# What is expected
Tally how many lines of these entries hold the string "Rate". Return the number alone.

# Rows from a dataset

** Begin **

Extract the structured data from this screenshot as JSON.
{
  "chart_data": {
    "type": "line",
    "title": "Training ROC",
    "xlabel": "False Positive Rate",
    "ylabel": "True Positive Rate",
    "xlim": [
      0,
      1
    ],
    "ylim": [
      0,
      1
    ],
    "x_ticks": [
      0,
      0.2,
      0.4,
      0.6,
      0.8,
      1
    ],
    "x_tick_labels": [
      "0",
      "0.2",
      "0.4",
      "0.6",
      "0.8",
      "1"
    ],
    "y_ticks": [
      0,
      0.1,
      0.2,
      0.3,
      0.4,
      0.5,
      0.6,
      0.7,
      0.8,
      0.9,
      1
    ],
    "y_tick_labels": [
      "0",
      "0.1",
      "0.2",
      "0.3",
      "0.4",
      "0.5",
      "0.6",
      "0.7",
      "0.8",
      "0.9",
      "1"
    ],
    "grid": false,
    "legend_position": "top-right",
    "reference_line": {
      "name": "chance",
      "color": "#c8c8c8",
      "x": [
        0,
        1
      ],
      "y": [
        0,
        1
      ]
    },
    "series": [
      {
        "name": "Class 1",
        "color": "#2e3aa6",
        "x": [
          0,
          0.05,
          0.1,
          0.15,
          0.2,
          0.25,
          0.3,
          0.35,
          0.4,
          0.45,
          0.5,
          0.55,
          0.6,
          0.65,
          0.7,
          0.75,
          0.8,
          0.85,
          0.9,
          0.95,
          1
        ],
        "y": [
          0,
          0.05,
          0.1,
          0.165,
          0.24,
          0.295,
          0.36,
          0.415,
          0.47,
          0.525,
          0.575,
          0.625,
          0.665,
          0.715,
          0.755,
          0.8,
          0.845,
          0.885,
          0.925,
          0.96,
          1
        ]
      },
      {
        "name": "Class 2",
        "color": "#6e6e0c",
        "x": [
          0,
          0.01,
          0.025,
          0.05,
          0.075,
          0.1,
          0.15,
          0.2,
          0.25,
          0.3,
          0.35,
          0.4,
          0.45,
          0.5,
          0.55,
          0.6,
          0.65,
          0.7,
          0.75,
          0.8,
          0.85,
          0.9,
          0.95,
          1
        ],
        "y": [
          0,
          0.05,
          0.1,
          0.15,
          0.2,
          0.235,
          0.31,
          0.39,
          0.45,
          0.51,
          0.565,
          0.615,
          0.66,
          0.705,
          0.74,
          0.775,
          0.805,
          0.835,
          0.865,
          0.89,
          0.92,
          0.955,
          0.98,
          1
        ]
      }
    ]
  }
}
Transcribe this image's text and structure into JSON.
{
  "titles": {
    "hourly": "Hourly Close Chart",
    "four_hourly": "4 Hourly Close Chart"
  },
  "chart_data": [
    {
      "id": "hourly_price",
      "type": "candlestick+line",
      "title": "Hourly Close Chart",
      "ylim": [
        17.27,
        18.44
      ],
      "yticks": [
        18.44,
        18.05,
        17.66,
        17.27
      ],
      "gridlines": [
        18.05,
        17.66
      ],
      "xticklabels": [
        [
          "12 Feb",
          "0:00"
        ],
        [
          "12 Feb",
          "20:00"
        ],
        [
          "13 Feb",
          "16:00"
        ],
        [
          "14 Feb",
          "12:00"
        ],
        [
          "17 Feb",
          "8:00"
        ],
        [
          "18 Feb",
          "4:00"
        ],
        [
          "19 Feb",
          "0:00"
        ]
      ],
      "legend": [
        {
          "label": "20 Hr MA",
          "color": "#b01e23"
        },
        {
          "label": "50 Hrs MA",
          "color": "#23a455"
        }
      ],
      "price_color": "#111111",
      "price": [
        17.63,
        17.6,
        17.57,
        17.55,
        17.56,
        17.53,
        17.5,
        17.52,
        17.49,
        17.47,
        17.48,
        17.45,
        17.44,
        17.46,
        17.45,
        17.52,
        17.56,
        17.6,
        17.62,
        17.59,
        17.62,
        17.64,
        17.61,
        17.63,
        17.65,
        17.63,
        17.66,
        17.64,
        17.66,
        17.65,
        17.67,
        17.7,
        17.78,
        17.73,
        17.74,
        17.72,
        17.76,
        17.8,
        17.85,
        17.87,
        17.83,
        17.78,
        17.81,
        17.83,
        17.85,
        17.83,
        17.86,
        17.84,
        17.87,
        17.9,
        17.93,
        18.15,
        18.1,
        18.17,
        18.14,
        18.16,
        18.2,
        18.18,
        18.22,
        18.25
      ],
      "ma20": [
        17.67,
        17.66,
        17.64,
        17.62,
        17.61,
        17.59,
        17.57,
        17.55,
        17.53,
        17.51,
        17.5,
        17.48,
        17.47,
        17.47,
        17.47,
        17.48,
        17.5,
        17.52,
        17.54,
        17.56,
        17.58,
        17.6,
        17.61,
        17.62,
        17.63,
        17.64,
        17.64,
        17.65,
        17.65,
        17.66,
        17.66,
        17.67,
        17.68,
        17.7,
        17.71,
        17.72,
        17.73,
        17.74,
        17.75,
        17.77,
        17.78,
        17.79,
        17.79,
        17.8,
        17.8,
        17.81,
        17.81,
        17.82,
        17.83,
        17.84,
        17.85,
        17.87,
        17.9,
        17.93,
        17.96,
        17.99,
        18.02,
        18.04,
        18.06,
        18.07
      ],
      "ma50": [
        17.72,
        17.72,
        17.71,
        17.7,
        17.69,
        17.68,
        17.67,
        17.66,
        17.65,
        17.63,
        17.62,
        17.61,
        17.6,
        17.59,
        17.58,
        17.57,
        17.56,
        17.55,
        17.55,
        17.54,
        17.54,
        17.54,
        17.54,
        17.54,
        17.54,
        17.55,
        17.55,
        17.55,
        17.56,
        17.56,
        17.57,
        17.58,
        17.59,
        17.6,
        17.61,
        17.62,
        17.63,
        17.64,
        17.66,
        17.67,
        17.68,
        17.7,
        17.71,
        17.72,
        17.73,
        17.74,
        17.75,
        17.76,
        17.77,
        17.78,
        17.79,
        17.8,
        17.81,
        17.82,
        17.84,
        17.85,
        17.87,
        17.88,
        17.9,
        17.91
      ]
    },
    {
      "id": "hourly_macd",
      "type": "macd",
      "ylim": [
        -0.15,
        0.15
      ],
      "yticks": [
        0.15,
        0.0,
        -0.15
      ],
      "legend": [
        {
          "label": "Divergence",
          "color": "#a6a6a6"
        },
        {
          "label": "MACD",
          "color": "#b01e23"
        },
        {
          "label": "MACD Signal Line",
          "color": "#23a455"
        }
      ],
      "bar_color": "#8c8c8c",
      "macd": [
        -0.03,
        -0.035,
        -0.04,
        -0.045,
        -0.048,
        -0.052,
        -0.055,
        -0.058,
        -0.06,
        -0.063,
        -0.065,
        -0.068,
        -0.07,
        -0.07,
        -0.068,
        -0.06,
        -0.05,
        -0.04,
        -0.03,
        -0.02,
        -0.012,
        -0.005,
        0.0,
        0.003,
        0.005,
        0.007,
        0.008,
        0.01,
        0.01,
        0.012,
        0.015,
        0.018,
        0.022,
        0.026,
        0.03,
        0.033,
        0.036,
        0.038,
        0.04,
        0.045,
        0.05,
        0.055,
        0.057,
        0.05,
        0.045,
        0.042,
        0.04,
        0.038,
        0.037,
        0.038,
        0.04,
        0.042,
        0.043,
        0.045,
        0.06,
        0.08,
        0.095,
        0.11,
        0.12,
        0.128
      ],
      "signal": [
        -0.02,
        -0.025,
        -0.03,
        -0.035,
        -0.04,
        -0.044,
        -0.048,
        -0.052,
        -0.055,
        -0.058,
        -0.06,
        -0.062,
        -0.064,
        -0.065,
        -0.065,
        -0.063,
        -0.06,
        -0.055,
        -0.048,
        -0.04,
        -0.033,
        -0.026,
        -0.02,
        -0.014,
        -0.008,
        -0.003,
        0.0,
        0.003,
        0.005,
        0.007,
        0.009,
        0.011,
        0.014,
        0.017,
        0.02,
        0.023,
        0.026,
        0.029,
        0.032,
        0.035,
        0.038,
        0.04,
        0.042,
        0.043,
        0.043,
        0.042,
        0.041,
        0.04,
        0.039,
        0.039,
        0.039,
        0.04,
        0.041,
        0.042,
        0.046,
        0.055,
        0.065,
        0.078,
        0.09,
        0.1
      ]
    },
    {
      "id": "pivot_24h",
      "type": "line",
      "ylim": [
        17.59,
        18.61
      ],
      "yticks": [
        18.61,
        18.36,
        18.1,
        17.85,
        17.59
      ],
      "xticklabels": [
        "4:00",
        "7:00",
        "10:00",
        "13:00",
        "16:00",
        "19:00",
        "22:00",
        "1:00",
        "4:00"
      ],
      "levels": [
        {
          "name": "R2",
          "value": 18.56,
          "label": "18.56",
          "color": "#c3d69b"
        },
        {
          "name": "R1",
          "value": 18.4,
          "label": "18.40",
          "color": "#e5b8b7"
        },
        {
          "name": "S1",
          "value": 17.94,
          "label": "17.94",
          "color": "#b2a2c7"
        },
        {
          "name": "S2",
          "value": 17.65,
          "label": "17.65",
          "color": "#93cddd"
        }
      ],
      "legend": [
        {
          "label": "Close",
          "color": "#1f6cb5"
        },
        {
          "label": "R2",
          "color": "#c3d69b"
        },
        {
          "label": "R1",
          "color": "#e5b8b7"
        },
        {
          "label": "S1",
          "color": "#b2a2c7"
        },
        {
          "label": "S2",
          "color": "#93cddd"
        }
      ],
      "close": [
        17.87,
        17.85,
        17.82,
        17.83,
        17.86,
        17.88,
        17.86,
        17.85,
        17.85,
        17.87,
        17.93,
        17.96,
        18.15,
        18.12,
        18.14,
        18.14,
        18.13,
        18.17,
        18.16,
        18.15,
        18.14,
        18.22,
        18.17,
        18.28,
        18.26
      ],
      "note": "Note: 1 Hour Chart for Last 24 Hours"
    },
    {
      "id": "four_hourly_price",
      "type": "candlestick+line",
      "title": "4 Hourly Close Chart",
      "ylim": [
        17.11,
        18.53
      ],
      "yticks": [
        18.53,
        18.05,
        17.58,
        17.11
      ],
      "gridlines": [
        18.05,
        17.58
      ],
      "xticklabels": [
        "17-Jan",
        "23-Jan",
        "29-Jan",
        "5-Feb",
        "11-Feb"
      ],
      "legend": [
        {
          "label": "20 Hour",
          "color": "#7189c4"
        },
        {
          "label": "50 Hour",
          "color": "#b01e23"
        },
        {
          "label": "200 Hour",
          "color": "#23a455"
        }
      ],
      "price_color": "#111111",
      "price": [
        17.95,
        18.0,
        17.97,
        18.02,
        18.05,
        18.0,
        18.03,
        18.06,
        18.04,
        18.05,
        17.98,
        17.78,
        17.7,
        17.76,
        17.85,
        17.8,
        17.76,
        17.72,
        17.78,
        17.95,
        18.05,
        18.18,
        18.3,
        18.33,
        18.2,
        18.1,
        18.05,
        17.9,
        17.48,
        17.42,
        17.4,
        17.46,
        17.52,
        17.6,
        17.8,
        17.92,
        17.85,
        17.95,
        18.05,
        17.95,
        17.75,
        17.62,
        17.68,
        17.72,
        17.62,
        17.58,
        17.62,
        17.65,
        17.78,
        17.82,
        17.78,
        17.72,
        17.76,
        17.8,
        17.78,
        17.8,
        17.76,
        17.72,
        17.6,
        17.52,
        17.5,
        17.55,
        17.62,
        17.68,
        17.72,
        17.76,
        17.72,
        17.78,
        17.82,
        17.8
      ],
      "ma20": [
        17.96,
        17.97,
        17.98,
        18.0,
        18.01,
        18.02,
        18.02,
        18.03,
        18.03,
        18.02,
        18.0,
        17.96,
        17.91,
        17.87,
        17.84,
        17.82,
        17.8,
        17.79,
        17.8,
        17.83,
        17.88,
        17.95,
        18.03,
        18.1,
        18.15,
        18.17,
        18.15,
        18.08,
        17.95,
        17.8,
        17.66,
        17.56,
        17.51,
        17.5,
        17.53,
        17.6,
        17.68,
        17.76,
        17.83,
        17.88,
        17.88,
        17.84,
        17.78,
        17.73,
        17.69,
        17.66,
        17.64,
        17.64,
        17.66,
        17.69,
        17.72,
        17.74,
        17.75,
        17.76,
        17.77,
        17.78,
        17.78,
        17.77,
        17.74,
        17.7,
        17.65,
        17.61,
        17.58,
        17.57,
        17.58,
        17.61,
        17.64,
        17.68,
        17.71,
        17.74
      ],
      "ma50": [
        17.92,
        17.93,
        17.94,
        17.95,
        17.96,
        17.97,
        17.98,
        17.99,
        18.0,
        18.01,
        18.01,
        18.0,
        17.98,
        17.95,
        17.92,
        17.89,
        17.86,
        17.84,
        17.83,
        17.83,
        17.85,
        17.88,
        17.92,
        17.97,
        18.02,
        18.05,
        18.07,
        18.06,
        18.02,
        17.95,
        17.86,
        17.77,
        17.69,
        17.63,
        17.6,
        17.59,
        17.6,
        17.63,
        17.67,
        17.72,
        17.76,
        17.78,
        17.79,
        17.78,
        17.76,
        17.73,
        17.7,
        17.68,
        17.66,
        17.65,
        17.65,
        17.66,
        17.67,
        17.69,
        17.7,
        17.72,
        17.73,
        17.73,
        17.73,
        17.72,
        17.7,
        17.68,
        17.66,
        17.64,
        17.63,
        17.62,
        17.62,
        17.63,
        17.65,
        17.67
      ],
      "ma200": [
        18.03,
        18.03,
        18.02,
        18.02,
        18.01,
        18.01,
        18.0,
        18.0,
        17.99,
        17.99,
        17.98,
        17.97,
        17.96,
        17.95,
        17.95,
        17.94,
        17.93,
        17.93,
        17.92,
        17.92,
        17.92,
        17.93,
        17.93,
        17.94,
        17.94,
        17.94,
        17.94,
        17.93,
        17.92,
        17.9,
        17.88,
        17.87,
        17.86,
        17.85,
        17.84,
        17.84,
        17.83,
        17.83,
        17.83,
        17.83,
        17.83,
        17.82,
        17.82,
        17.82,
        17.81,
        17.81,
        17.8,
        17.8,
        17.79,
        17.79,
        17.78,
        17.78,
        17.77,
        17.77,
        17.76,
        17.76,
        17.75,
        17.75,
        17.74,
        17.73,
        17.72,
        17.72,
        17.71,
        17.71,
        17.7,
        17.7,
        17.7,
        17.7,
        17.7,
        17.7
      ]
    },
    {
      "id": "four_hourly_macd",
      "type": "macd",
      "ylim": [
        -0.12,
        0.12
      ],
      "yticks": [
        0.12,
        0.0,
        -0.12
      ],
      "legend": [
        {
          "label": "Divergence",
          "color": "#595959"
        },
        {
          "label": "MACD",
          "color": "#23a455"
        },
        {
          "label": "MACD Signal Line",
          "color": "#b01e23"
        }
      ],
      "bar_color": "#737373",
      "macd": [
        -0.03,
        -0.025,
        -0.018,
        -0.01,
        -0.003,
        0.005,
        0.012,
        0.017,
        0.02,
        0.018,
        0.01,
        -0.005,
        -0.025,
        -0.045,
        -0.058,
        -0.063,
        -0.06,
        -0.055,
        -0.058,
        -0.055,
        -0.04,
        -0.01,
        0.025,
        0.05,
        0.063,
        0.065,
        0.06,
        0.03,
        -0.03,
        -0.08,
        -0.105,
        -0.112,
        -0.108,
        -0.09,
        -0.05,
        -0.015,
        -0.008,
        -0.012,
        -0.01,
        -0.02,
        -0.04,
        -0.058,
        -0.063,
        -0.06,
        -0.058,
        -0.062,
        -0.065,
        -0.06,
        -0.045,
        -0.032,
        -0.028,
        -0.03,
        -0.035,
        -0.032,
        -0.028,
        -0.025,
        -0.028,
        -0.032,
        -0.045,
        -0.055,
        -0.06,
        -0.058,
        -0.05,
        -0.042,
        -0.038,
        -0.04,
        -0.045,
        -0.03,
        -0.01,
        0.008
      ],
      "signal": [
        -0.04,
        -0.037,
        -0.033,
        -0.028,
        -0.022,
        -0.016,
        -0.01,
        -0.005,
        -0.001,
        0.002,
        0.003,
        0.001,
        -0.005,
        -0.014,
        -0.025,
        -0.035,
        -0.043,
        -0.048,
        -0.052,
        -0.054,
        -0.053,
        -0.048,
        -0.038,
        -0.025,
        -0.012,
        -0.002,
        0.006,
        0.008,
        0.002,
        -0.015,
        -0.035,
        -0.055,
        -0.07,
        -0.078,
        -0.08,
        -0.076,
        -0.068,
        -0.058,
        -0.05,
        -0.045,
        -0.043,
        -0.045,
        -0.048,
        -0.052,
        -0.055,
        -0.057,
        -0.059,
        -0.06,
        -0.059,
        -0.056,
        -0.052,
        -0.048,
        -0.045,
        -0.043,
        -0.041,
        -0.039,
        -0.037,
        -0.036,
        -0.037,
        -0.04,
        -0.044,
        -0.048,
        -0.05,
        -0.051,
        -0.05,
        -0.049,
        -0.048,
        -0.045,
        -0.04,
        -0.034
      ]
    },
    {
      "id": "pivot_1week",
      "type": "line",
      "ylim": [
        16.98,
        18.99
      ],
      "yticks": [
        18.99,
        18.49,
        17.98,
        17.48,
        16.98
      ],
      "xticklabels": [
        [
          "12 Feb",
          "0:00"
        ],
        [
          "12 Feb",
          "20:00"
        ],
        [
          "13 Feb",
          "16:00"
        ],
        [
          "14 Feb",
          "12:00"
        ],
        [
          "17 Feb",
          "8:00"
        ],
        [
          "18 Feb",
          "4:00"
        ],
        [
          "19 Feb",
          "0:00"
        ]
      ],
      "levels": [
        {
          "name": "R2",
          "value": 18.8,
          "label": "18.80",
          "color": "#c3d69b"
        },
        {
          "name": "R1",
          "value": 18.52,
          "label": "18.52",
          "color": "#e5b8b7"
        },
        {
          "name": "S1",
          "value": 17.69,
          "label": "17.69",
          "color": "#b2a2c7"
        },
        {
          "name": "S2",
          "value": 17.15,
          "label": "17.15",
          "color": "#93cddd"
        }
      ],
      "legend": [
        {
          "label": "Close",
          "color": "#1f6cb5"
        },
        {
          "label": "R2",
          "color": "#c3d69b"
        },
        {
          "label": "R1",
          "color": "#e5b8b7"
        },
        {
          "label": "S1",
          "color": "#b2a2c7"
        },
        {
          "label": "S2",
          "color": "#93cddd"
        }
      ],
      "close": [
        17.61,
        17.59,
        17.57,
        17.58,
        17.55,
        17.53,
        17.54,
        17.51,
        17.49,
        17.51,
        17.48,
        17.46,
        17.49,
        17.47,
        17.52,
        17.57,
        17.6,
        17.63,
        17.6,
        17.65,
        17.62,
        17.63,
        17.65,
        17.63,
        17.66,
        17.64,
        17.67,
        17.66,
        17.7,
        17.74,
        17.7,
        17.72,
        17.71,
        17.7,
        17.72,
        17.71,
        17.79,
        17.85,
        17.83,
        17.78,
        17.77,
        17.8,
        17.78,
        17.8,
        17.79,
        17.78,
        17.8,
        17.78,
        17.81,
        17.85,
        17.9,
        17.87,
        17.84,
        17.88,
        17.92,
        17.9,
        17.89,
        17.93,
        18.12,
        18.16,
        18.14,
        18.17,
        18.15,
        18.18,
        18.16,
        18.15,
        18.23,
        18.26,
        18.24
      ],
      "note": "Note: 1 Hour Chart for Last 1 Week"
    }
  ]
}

** End **

# Finished answer
2